### DATA SHOWN
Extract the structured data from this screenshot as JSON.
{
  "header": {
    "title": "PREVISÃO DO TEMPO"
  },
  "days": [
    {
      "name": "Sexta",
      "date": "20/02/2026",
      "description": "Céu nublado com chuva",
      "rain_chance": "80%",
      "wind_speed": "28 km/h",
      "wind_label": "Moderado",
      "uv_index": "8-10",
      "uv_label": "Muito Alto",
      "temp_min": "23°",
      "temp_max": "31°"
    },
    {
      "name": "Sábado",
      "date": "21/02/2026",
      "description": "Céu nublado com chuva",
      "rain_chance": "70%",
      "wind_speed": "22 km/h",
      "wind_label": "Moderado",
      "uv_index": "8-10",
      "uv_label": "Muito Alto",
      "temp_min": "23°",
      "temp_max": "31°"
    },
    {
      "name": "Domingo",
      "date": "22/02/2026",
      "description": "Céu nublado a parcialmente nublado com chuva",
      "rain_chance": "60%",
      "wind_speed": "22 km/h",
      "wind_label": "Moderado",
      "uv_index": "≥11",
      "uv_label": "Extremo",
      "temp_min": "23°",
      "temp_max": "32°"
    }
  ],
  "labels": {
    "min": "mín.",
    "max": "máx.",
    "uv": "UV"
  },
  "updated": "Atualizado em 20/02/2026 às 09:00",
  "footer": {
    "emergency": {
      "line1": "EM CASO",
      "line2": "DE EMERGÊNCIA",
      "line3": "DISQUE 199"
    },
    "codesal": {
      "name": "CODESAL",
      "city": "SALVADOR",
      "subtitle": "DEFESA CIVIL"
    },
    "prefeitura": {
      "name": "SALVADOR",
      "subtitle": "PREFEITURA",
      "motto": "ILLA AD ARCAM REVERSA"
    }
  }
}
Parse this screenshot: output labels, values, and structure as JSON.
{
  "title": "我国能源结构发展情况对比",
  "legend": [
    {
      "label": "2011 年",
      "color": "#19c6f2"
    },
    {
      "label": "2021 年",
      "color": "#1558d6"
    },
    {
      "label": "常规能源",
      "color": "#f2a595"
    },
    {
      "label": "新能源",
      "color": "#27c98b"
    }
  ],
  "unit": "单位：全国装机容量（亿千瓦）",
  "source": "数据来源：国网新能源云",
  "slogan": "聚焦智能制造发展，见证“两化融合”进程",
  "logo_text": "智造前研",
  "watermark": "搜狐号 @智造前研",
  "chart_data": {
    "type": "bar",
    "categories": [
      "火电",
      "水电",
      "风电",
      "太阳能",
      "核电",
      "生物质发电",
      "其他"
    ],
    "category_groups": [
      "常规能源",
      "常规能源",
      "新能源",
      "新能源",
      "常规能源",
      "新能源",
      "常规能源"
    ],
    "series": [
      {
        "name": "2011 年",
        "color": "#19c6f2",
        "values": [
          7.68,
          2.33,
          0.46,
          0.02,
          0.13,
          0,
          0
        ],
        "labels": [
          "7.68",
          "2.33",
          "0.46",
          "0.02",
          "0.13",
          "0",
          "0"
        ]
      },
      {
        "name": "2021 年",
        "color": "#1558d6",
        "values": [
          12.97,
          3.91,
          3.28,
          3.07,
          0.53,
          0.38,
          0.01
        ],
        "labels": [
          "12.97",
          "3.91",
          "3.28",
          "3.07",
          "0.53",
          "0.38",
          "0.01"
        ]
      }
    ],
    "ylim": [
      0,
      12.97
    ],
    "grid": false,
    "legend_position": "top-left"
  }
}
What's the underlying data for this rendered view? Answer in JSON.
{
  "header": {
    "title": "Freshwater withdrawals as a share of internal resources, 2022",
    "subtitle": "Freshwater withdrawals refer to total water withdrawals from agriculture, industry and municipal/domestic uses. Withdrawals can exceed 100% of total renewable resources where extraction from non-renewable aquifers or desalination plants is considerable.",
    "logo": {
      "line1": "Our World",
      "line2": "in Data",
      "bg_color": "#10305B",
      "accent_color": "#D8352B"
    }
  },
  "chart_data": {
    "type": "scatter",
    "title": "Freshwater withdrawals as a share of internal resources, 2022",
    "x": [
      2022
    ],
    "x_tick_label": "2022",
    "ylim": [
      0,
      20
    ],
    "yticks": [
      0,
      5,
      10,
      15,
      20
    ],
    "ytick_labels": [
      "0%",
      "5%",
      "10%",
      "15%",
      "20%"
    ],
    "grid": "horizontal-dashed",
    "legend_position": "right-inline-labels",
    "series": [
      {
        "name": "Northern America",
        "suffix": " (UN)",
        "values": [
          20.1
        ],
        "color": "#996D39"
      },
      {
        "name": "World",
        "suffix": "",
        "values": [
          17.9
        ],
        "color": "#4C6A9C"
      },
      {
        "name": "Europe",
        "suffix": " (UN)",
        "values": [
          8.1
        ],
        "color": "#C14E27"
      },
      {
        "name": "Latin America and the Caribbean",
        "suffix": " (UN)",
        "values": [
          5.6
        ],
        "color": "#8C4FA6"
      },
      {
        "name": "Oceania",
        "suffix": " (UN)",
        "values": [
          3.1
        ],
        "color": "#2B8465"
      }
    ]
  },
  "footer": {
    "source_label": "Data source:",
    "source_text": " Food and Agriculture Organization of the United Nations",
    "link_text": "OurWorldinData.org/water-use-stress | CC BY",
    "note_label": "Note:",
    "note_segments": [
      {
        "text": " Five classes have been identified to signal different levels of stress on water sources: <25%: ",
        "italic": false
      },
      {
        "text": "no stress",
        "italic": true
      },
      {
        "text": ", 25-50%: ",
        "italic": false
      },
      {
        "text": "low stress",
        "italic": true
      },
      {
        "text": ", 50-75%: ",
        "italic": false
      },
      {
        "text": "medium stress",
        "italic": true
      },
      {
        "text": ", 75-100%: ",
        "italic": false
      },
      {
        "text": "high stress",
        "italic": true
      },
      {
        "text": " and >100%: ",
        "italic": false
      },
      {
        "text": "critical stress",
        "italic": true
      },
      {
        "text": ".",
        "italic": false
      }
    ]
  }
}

### TASK TO COMPLETE
Search the entries for the word "stress" and pick out every line that holds it.

### EXERCISE SOLUTION
    "link_text": "OurWorldinData.org/water-use-stress | CC BY",
        "text": " Five classes have been identified to signal different levels of stress on water sources: <25%: ",
        "text": "no stress",
        "text": "low stress",
        "text": "medium stress",
        "text": "high stress",
        "text": "critical stress",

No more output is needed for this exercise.